> [課題の指示]: 『沈黙のファイル』を取り上げた文章を、最後の文の後から書き継げ。

> [引用文]:
---*---

Tuesday, May 16, 2006

【Book】沈黙のファイル The Silent File

【本】共同通信社社会部編.1999.『沈黙のファイル: 「瀬島龍三」とは何だったのか』.新潮社.

この本には、旧陸軍参謀本部で中心的な役割を果たしていた人物が、戦争責任は問われず、商社の賠償ビジネスで暗躍し、政界とコネを深めたとあり、その経緯がインタビューも含めて記されてある。

ちなみにこの人物、瀬島龍三という人は、1990年の湾岸危機勃発時に「日米エネルギー委員会」の日本側ミッションの団長だった。(エネルギーは金の生る木だというのは世間の常識だ)この委員会の会合に出席するためという名目で1990年11月7日、渡米している。その実は日本政府(当時は竹下政権)からスコウクロフト将軍と接触するために派遣された密使だった。このことは手嶋龍一の『一九九一年 日本の敗北』に書かれている。

どうしてそんなことが可能なんだろう?

滅茶苦茶な作戦で何百万もの人を死に追いやり、シベリアに抑留されれば他の兵士がバタバタ死んでいく中機密情報を売り渡すことで1人特別待遇を受け、帰ってくれば戦争責任は問われず、賠償金の受け取り国の政治家とマージンを山分けすることで儲け(当然その分受け取るべき市民が受け取っていないことになる)、挙句の果てに政府の要人として歴代首相のアドバイザー?

少なくとも私がこれまでに読んだ資料からはそのように受け取れる。

---*---

> [記録一覧]:
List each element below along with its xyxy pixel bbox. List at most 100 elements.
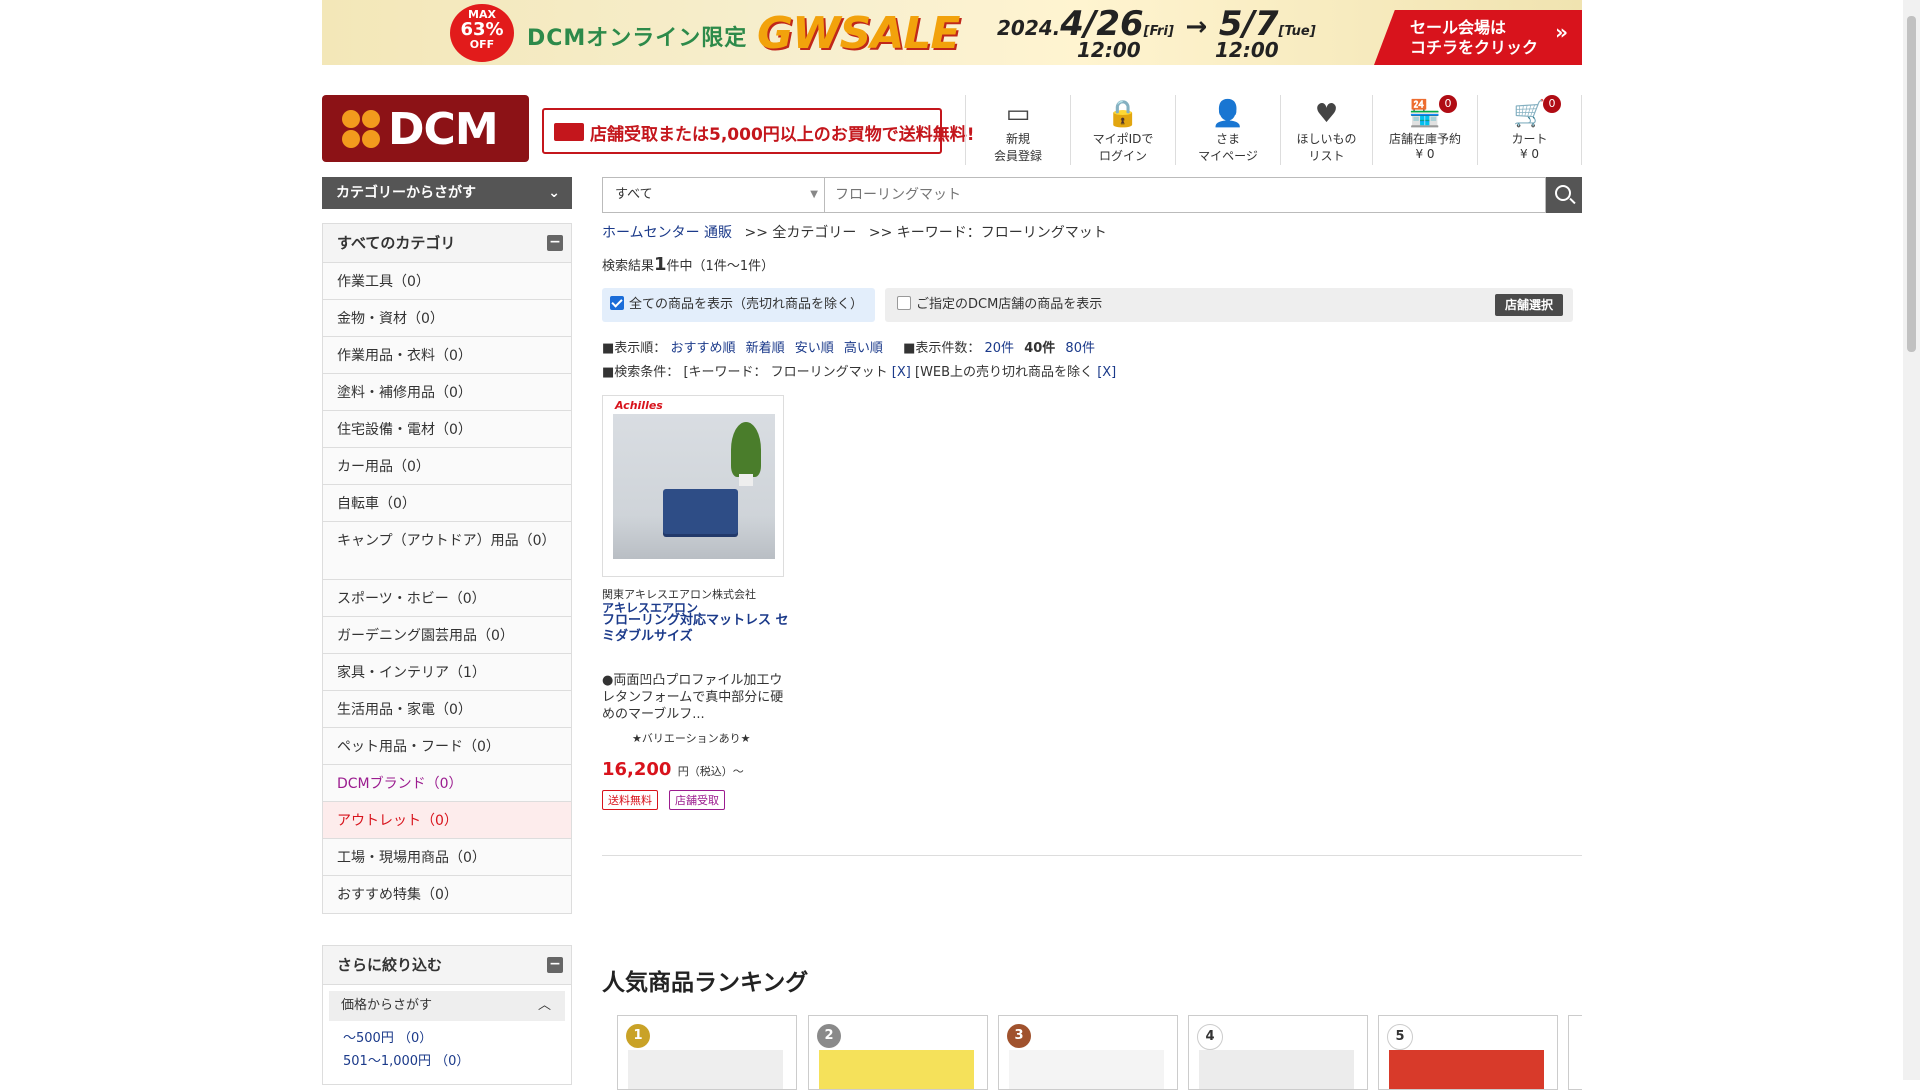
lock-icon: 🔒 xyxy=(1106,99,1140,129)
sidebar-item-pet[interactable]: ペット用品・フード（0） xyxy=(323,728,571,765)
double-chevron-right-icon: » xyxy=(1555,20,1568,44)
nav-register[interactable]: ▭ 新規 会員登録 xyxy=(965,95,1070,165)
nav-login-line2: ログイン xyxy=(1098,149,1147,163)
banner-year: 2024. xyxy=(997,16,1061,40)
dropdown-caret-icon: ▼ xyxy=(810,189,818,200)
cart-count-badge: 0 xyxy=(1543,95,1561,113)
product-image-card[interactable]: Achilles xyxy=(602,395,784,577)
result-suffix: 件中（1件～1件） xyxy=(666,259,775,274)
gw-sale-banner[interactable]: MAX 63% OFF DCMオンライン限定 GWSALE 2024.4/26[… xyxy=(322,0,1582,65)
sort-recommended[interactable]: おすすめ順 xyxy=(670,341,735,356)
ranking-card-4[interactable]: 4 xyxy=(1188,1015,1368,1090)
scrollbar-thumb[interactable] xyxy=(1907,16,1916,352)
sort-line: ■表示順： おすすめ順 新着順 安い順 高い順 ■表示件数： 20件 40件 8… xyxy=(602,337,1101,356)
divider xyxy=(602,855,1582,856)
rank-badge: 4 xyxy=(1197,1024,1223,1050)
sidebar-item-featured[interactable]: おすすめ特集（0） xyxy=(323,876,571,913)
ranking-card-1[interactable]: 1 xyxy=(617,1015,797,1090)
collapse-icon[interactable]: − xyxy=(547,957,563,973)
search-category-value: すべて xyxy=(615,187,653,202)
sort-cheapest[interactable]: 安い順 xyxy=(795,341,834,356)
search-button[interactable] xyxy=(1546,177,1582,213)
narrow-title: さらに絞り込む xyxy=(337,956,443,974)
category-browse-button[interactable]: カテゴリーからさがす ⌄ xyxy=(322,177,572,209)
sort-newest[interactable]: 新着順 xyxy=(746,341,785,356)
ranking-title: 人気商品ランキング xyxy=(602,970,809,996)
count-label: ■表示件数： xyxy=(903,341,981,356)
dcm-logo[interactable]: DCM xyxy=(322,95,529,162)
sidebar-item-dcm-brand[interactable]: DCMブランド（0） xyxy=(323,765,571,802)
search-category-select[interactable]: すべて ▼ xyxy=(602,177,825,213)
sidebar-header: すべてのカテゴリ − xyxy=(323,224,571,263)
ranking-product-image xyxy=(1199,1050,1354,1089)
rank-badge: 5 xyxy=(1387,1024,1413,1050)
chevron-down-icon: ⌄ xyxy=(548,185,560,201)
nav-cart[interactable]: 🛒 0 カート ¥ 0 xyxy=(1477,95,1582,165)
sidebar-item-gardening[interactable]: ガーデニング園芸用品（0） xyxy=(323,617,571,654)
sidebar-item-hardware[interactable]: 金物・資材（0） xyxy=(323,300,571,337)
sidebar-item-paint[interactable]: 塗料・補修用品（0） xyxy=(323,374,571,411)
sort-expensive[interactable]: 高い順 xyxy=(844,341,883,356)
price-option-1[interactable]: 501～1,000円 （0） xyxy=(323,1050,571,1073)
narrow-header: さらに絞り込む − xyxy=(323,946,571,985)
free-shipping-banner[interactable]: 店舗受取または5,000円以上のお買物で送料無料! xyxy=(542,108,975,154)
rank-badge: 1 xyxy=(626,1024,650,1048)
nav-wishlist[interactable]: ♥ ほしいもの リスト xyxy=(1280,95,1372,165)
badge-off: OFF xyxy=(469,38,495,52)
checkbox-unchecked-icon[interactable] xyxy=(897,296,911,310)
cond-keyword-remove[interactable]: [X] xyxy=(892,365,911,380)
sidebar-item-factory[interactable]: 工場・現場用商品（0） xyxy=(323,839,571,876)
ranking-card-2[interactable]: 2 xyxy=(808,1015,988,1090)
sidebar-item-camping[interactable]: キャンプ（アウトドア）用品（0） xyxy=(323,522,571,580)
nav-wishlist-line1: ほしいもの xyxy=(1296,132,1357,146)
nav-mypage[interactable]: 👤 さま マイページ xyxy=(1175,95,1280,165)
nav-register-line1: 新規 xyxy=(1005,132,1030,146)
logo-dots-icon xyxy=(342,110,382,150)
price-filter-header[interactable]: 価格からさがす ︿ xyxy=(329,991,565,1021)
store-select-button[interactable]: 店舗選択 xyxy=(1494,294,1563,316)
logo-text: DCM xyxy=(388,104,499,155)
nav-register-line2: 会員登録 xyxy=(993,149,1042,163)
sidebar-item-tools[interactable]: 作業工具（0） xyxy=(323,263,571,300)
breadcrumb-all-categories[interactable]: >> 全カテゴリー xyxy=(744,225,856,241)
rank-badge: 3 xyxy=(1007,1024,1031,1048)
breadcrumb-home[interactable]: ホームセンター 通販 xyxy=(602,225,732,241)
nav-login[interactable]: 🔒 マイポIDで ログイン xyxy=(1070,95,1175,165)
cond-web-remove[interactable]: [X] xyxy=(1097,365,1116,380)
collapse-icon[interactable]: − xyxy=(547,235,563,251)
nav-store-reserve[interactable]: 🏪 0 店舗在庫予約 ¥ 0 xyxy=(1372,95,1477,165)
ranking-product-image xyxy=(819,1050,974,1089)
filter-store-products[interactable]: ご指定のDCM店舗の商品を表示 店舗選択 xyxy=(885,288,1573,322)
free-shipping-text: 店舗受取または5,000円以上のお買物で送料無料! xyxy=(590,125,975,145)
sidebar-item-outlet[interactable]: アウトレット（0） xyxy=(323,802,571,839)
sidebar-item-bicycle[interactable]: 自転車（0） xyxy=(323,485,571,522)
banner-end-time: 12:00 xyxy=(1215,38,1279,62)
count-20[interactable]: 20件 xyxy=(985,341,1015,356)
plant-shape xyxy=(731,422,761,477)
product-name[interactable]: フローリング対応マットレス セミダブルサイズ xyxy=(602,613,792,645)
ranking-product-image xyxy=(1009,1050,1164,1089)
sidebar-item-furniture[interactable]: 家具・インテリア（1） xyxy=(323,654,571,691)
nav-mypage-line2: マイページ xyxy=(1198,149,1258,163)
narrow-down-panel: さらに絞り込む − 価格からさがす ︿ ～500円 （0） 501～1,000円… xyxy=(322,945,572,1085)
search-input[interactable] xyxy=(825,177,1546,213)
page-scrollbar[interactable] xyxy=(1903,0,1920,1080)
tag-free-shipping: 送料無料 xyxy=(602,790,658,810)
sidebar-item-car[interactable]: カー用品（0） xyxy=(323,448,571,485)
breadcrumb: ホームセンター 通販 >> 全カテゴリー >> キーワード：フローリングマット xyxy=(602,222,1107,242)
sale-cta-button[interactable]: セール会場は コチラをクリック » xyxy=(1374,10,1582,65)
cond-label: ■検索条件： xyxy=(602,365,680,380)
sidebar-item-daily[interactable]: 生活用品・家電（0） xyxy=(323,691,571,728)
sidebar-item-workwear[interactable]: 作業用品・衣料（0） xyxy=(323,337,571,374)
count-80[interactable]: 80件 xyxy=(1065,341,1095,356)
sidebar-item-housing[interactable]: 住宅設備・電材（0） xyxy=(323,411,571,448)
ranking-card-3[interactable]: 3 xyxy=(998,1015,1178,1090)
cart-icon: 🛒 xyxy=(1513,99,1546,129)
price-option-0[interactable]: ～500円 （0） xyxy=(323,1027,571,1050)
sidebar-item-sports[interactable]: スポーツ・ホビー（0） xyxy=(323,580,571,617)
filter-all-products[interactable]: 全ての商品を表示（売切れ商品を除く） xyxy=(602,288,875,322)
id-card-icon: ▭ xyxy=(1005,99,1031,129)
ranking-card-5[interactable]: 5 xyxy=(1378,1015,1558,1090)
checkbox-checked-icon[interactable] xyxy=(610,296,624,310)
product-photo xyxy=(613,414,775,559)
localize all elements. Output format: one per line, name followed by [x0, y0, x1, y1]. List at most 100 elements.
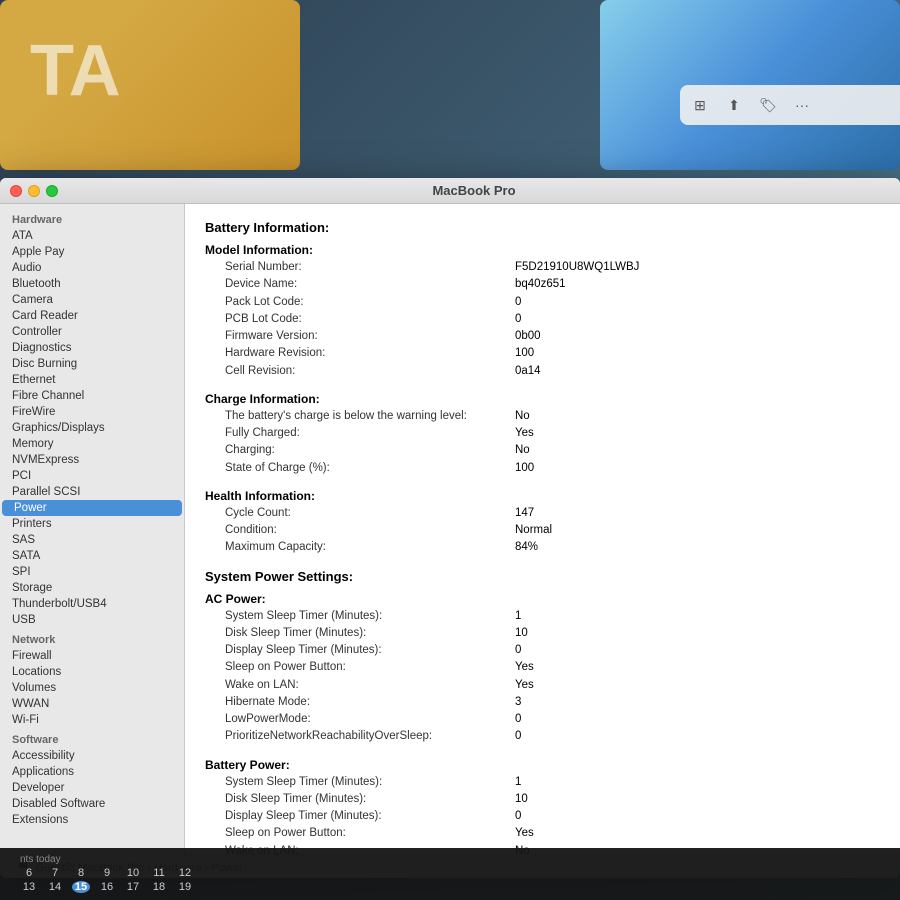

---*---

> [出力結果]:
もし本当なら酷い話だと思う。どういうこと?ホントどういうこと?

酷い話じゃないか。得するのは悪いヤツばかりって話でしょう?救いようのない話だ。
こんな輩と腐敗した政治的指導者に大切な賠償金を吸い取られた、
日本人もインドネシア人も韓国人も良い面の皮だ。
しかも「払った」「貰ってない」と被害者同士の敵対感情を煽られるなんて愚の骨頂だ。
お互いの政府がありえないほど不誠実なだけだ。

今年のアジア大会(AIDCの方)では、
「THW pay reparations to the victims of colonization」
という論題が出たらしい。一体どんな議論が交わされただろうか。
実態をよく分析して、現実的で実質的な議論に発展したなら良いなと思う。
「払った」「貰ってない」のレベルで善悪を云々しても虚しいばかりだ。
「払うべきだ」「もう済んでる」で争うのではチーチーパッパのチーパッパ。
アジアの大学生が集まってお遊戯をしたのも同じことだ。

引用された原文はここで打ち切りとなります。